→ GIVEN EXERCISE: Render every line of the items below as a JSON list of strings, one string per line, leaving out blank lines and pictures.
#### STORED RECORDS ####
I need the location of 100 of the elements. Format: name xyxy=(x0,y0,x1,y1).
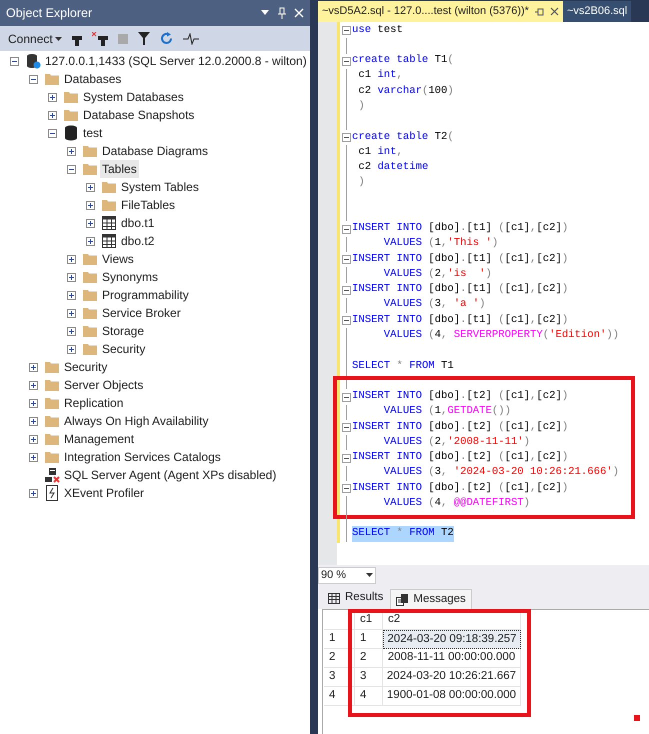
tree-item[interactable]: Security xyxy=(100,340,148,358)
code-line: create table T2( xyxy=(352,130,454,145)
table-cell: 2024-03-20 09:18:39.257 xyxy=(383,630,521,649)
caret-icon xyxy=(54,36,62,40)
tree-item[interactable]: System Databases xyxy=(81,88,186,106)
expand-toggle[interactable] xyxy=(86,218,95,228)
folder-icon xyxy=(82,342,98,356)
fold-icon[interactable] xyxy=(342,56,350,66)
disconnect-icon[interactable] xyxy=(92,32,108,46)
caret-icon xyxy=(366,573,373,577)
expand-toggle[interactable] xyxy=(29,488,38,498)
close-icon[interactable] xyxy=(550,7,559,16)
expand-toggle[interactable] xyxy=(29,362,38,372)
fold-icon[interactable] xyxy=(342,286,350,295)
tree-item[interactable]: Integration Services Catalogs xyxy=(62,448,223,466)
editor-tab[interactable]: ~vsD5A2.sql - 127.0....test (wilton (5376))* xyxy=(318,1,563,22)
tree-item[interactable]: Management xyxy=(62,430,136,448)
fold-icon[interactable] xyxy=(342,316,350,326)
editor-tab[interactable]: ~vs2B06.sql xyxy=(562,1,632,22)
tree-item[interactable]: Views xyxy=(100,250,136,268)
table-icon xyxy=(102,234,116,248)
panel-title: Object Explorer xyxy=(6,4,92,22)
expand-toggle[interactable] xyxy=(67,146,76,156)
table-cell: 2 xyxy=(355,649,383,668)
grid-corner[interactable] xyxy=(324,611,355,630)
tree-item[interactable]: Programmability xyxy=(100,286,191,304)
tree-item[interactable]: dbo.t2 xyxy=(119,232,156,250)
collapse-toggle[interactable] xyxy=(10,56,19,66)
tree-item[interactable]: Synonyms xyxy=(100,268,160,286)
fold-icon[interactable] xyxy=(342,423,350,432)
expand-toggle[interactable] xyxy=(86,236,95,246)
tree-item[interactable]: Database Diagrams xyxy=(100,142,210,160)
activity-icon[interactable] xyxy=(182,32,199,44)
tree-item[interactable]: Replication xyxy=(62,394,126,412)
expand-toggle[interactable] xyxy=(48,110,57,120)
dropdown-icon[interactable] xyxy=(260,10,270,16)
expand-toggle[interactable] xyxy=(29,380,38,390)
code-line: INSERT INTO [dbo].[t1] ([c1],[c2]) xyxy=(352,312,568,328)
tree-item[interactable]: Always On High Availability xyxy=(62,412,211,430)
expand-toggle[interactable] xyxy=(29,416,38,426)
fold-icon[interactable] xyxy=(342,255,350,264)
folder-icon xyxy=(101,180,117,194)
expand-toggle[interactable] xyxy=(29,452,38,462)
code-line: c1 int, xyxy=(357,68,403,84)
code-line: SELECT * FROM T1 xyxy=(352,358,454,374)
tree-item[interactable]: Security xyxy=(62,358,110,376)
tree-item[interactable]: Database Snapshots xyxy=(81,106,196,124)
fold-icon[interactable] xyxy=(342,454,350,463)
fold-icon[interactable] xyxy=(342,224,350,234)
collapse-toggle[interactable] xyxy=(29,74,38,84)
expand-toggle[interactable] xyxy=(67,326,76,336)
tree-item[interactable]: SQL Server Agent (Agent XPs disabled) xyxy=(62,466,278,484)
fold-icon[interactable] xyxy=(342,484,350,494)
tree-item[interactable]: Tables xyxy=(100,160,139,178)
expand-toggle[interactable] xyxy=(67,344,76,354)
expand-toggle[interactable] xyxy=(67,254,76,264)
folder-icon xyxy=(44,414,60,428)
code-line: INSERT INTO [dbo].[t1] ([c1],[c2]) xyxy=(352,252,568,267)
tab-label: Results xyxy=(345,590,384,606)
zoom-dropdown[interactable]: 90 % xyxy=(318,566,376,584)
filter-icon[interactable] xyxy=(138,32,150,45)
tree-item[interactable]: 127.0.0.1,1433 (SQL Server 12.0.2000.8 - wilton) xyxy=(43,52,309,70)
expand-toggle[interactable] xyxy=(29,398,38,408)
expand-toggle[interactable] xyxy=(67,308,76,318)
tree-item[interactable]: test xyxy=(81,124,104,142)
fold-icon[interactable] xyxy=(342,26,350,36)
fold-icon[interactable] xyxy=(342,392,350,402)
expand-toggle[interactable] xyxy=(67,272,76,282)
fold-icon[interactable] xyxy=(342,132,350,142)
column-header[interactable]: c1 xyxy=(355,611,383,630)
code-line: VALUES (4, SERVERPROPERTY('Edition')) xyxy=(382,328,620,343)
expand-toggle[interactable] xyxy=(29,434,38,444)
expand-toggle[interactable] xyxy=(86,200,95,210)
tree-item[interactable]: System Tables xyxy=(119,178,201,196)
refresh-icon[interactable] xyxy=(160,32,173,45)
connect-button[interactable]: Connect xyxy=(8,30,62,48)
pin-icon[interactable] xyxy=(534,8,544,16)
code-line: use test xyxy=(352,22,403,38)
tree-item[interactable]: Server Objects xyxy=(62,376,146,394)
expand-toggle[interactable] xyxy=(48,92,57,102)
code-editor[interactable] xyxy=(318,22,649,565)
results-tab[interactable]: Messages xyxy=(390,589,472,609)
grid-icon xyxy=(328,592,340,604)
tab-label: ~vsD5A2.sql - 127.0....test (wilton (5376))* xyxy=(322,4,529,20)
expand-toggle[interactable] xyxy=(86,182,95,192)
collapse-toggle[interactable] xyxy=(67,164,76,174)
code-line: VALUES (3, '2024-03-20 10:26:21.666') xyxy=(382,465,620,480)
tree-item[interactable]: Storage xyxy=(100,322,146,340)
folder-icon xyxy=(44,378,60,392)
row-number: 3 xyxy=(324,668,355,687)
code-line: INSERT INTO [dbo].[t2] ([c1],[c2]) xyxy=(352,420,568,435)
tree-item[interactable]: XEvent Profiler xyxy=(62,484,146,502)
tree-item[interactable]: Service Broker xyxy=(100,304,183,322)
tree-item[interactable]: FileTables xyxy=(119,196,178,214)
tree-item[interactable]: dbo.t1 xyxy=(119,214,156,232)
folder-icon xyxy=(82,288,98,302)
collapse-toggle[interactable] xyxy=(48,128,57,138)
tree-item[interactable]: Databases xyxy=(62,70,124,88)
expand-toggle[interactable] xyxy=(67,290,76,300)
table-cell: 2008-11-11 00:00:00.000 xyxy=(383,649,521,668)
####
→ ANSWER TO THIS TASK:
[
  "I need the location of 100 of the elements. Format: name xyxy=(x0,y0,x1,y1).",
  "tree-item[interactable]: Security xyxy=(100,340,148,358)",
  "code-line: create table T2( xyxy=(352,130,454,145)",
  "table-cell: 2024-03-20 09:18:39.257 xyxy=(383,630,521,649)",
  "caret-icon xyxy=(54,36,62,40)",
  "tree-item[interactable]: System Databases xyxy=(81,88,186,106)",
  "expand-toggle[interactable] xyxy=(86,218,95,228)",
  "folder-icon xyxy=(82,342,98,356)",
  "fold-icon[interactable] xyxy=(342,56,350,66)",
  "disconnect-icon[interactable] xyxy=(92,32,108,46)",
  "caret-icon xyxy=(366,573,373,577)",
  "expand-toggle[interactable] xyxy=(29,488,38,498)",
  "close-icon[interactable] xyxy=(550,7,559,16)",
  "expand-toggle[interactable] xyxy=(29,362,38,372)",
  "fold-icon[interactable] xyxy=(342,286,350,295)",
  "tree-item[interactable]: Integration Services Catalogs xyxy=(62,448,223,466)",
  "editor-tab[interactable]: ~vsD5A2.sql - 127.0....test (wilton (5376))* xyxy=(318,1,563,22)",
  "tree-item[interactable]: Management xyxy=(62,430,136,448)",
  "fold-icon[interactable] xyxy=(342,316,350,326)",
  "editor-tab[interactable]: ~vs2B06.sql xyxy=(562,1,632,22)",
  "tree-item[interactable]: Views xyxy=(100,250,136,268)",
  "table-icon xyxy=(102,234,116,248)",
  "panel-title: Object Explorer xyxy=(6,4,92,22)",
  "expand-toggle[interactable] xyxy=(67,146,76,156)",
  "table-cell: 2 xyxy=(355,649,383,668)",
  "grid-corner[interactable] xyxy=(324,611,355,630)",
  "tree-item[interactable]: Programmability xyxy=(100,286,191,304)",
  "tree-item[interactable]: dbo.t2 xyxy=(119,232,156,250)",
  "collapse-toggle[interactable] xyxy=(10,56,19,66)",
  "tree-item[interactable]: Synonyms xyxy=(100,268,160,286)",
  "fold-icon[interactable] xyxy=(342,423,350,432)",
  "expand-toggle[interactable] xyxy=(86,236,95,246)",
  "tree-item[interactable]: Database Diagrams xyxy=(100,142,210,160)",
  "activity-icon[interactable] xyxy=(182,32,199,44)",
  "tree-item[interactable]: Replication xyxy=(62,394,126,412)",
  "expand-toggle[interactable] xyxy=(48,110,57,120)",
  "dropdown-icon[interactable] xyxy=(260,10,270,16)",
  "expand-toggle[interactable] xyxy=(29,380,38,390)",
  "code-line: INSERT INTO [dbo].[t1] ([c1],[c2]) xyxy=(352,312,568,328)",
  "tree-item[interactable]: Always On High Availability xyxy=(62,412,211,430)",
  "expand-toggle[interactable] xyxy=(29,416,38,426)",
  "fold-icon[interactable] xyxy=(342,255,350,264)",
  "folder-icon xyxy=(101,180,117,194)",
  "expand-toggle[interactable] xyxy=(29,452,38,462)",
  "code-line: c1 int, xyxy=(357,68,403,84)",
  "code-line: SELECT * FROM T1 xyxy=(352,358,454,374)",
  "tree-item[interactable]: Security xyxy=(62,358,110,376)",
  "tree-item[interactable]: Database Snapshots xyxy=(81,106,196,124)",
  "fold-icon[interactable] xyxy=(342,454,350,463)",
  "fold-icon[interactable] xyxy=(342,224,350,234)",
  "collapse-toggle[interactable] xyxy=(29,74,38,84)",
  "expand-toggle[interactable] xyxy=(67,326,76,336)",
  "tree-item[interactable]: SQL Server Agent (Agent XPs disabled) xyxy=(62,466,278,484)",
  "fold-icon[interactable] xyxy=(342,484,350,494)",
  "tree-item[interactable]: Tables xyxy=(100,160,139,178)",
  "expand-toggle[interactable] xyxy=(67,344,76,354)",
  "expand-toggle[interactable] xyxy=(67,254,76,264)",
  "folder-icon xyxy=(44,414,60,428)",
  "code-line: INSERT INTO [dbo].[t1] ([c1],[c2]) xyxy=(352,252,568,267)",
  "tab-label: Results xyxy=(345,590,384,606)",
  "zoom-dropdown[interactable]: 90 % xyxy=(318,566,376,584)",
  "filter-icon[interactable] xyxy=(138,32,150,45)",
  "tree-item[interactable]: 127.0.0.1,1433 (SQL Server 12.0.2000.8 - wilton) xyxy=(43,52,309,70)",
  "expand-toggle[interactable] xyxy=(29,398,38,408)",
  "expand-toggle[interactable] xyxy=(67,308,76,318)",
  "tree-item[interactable]: test xyxy=(81,124,104,142)",
  "fold-icon[interactable] xyxy=(342,26,350,36)",
  "fold-icon[interactable] xyxy=(342,392,350,402)",
  "expand-toggle[interactable] xyxy=(67,272,76,282)",
  "fold-icon[interactable] xyxy=(342,132,350,142)",
  "column-header[interactable]: c1 xyxy=(355,611,383,630)",
  "code-line: VALUES (4, SERVERPROPERTY('Edition')) xyxy=(382,328,620,343)",
  "expand-toggle[interactable] xyxy=(29,434,38,444)",
  "expand-toggle[interactable] xyxy=(86,200,95,210)",
  "tree-item[interactable]: System Tables xyxy=(119,178,201,196)",
  "refresh-icon[interactable] xyxy=(160,32,173,45)",
  "connect-button[interactable]: Connect xyxy=(8,30,62,48)",
  "pin-icon[interactable] xyxy=(534,8,544,16)",
  "code-line: use test xyxy=(352,22,403,38)",
  "tree-item[interactable]: Server Objects xyxy=(62,376,146,394)",
  "expand-toggle[interactable] xyxy=(48,92,57,102)",
  "code-editor[interactable] xyxy=(318,22,649,565)",
  "results-tab[interactable]: Messages xyxy=(390,589,472,609)",
  "grid-icon xyxy=(328,592,340,604)",
  "tab-label: ~vsD5A2.sql - 127.0....test (wilton (5376))* xyxy=(322,4,529,20)",
  "expand-toggle[interactable] xyxy=(86,182,95,192)",
  "collapse-toggle[interactable] xyxy=(67,164,76,174)",
  "code-line: VALUES (3, '2024-03-20 10:26:21.666') xyxy=(382,465,620,480)",
  "tree-item[interactable]: Storage xyxy=(100,322,146,340)",
  "folder-icon xyxy=(44,378,60,392)",
  "row-number: 3 xyxy=(324,668,355,687)",
  "code-line: INSERT INTO [dbo].[t2] ([c1],[c2]) xyxy=(352,420,568,435)",
  "tree-item[interactable]: XEvent Profiler xyxy=(62,484,146,502)",
  "tree-item[interactable]: Service Broker xyxy=(100,304,183,322)",
  "tree-item[interactable]: FileTables xyxy=(119,196,178,214)",
  "tree-item[interactable]: dbo.t1 xyxy=(119,214,156,232)",
  "folder-icon xyxy=(82,288,98,302)",
  "collapse-toggle[interactable] xyxy=(48,128,57,138)",
  "tree-item[interactable]: Databases xyxy=(62,70,124,88)",
  "expand-toggle[interactable] xyxy=(67,290,76,300)",
  "table-cell: 2008-11-11 00:00:00.000 xyxy=(383,649,521,668)"
]